What you will do:
Please print every record below exactly as it appears.

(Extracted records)
--- start ---

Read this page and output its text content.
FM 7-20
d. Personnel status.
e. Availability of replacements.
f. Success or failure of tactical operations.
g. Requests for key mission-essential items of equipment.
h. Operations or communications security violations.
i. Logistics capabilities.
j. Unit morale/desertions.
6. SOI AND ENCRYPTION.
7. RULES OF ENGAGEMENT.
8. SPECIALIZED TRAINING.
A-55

--- end ---

Response to this task:
Read this page and output its text content.
FM 7-20
d. Personnel status.
e. Availability of replacements.
f. Success or failure of tactical operations.
g. Requests for key mission-essential items of equipment.
h. Operations or communications security violations.
i. Logistics capabilities.
j. Unit morale/desertions.
6. SOI AND ENCRYPTION.
7. RULES OF ENGAGEMENT.
8. SPECIALIZED TRAINING.
A-55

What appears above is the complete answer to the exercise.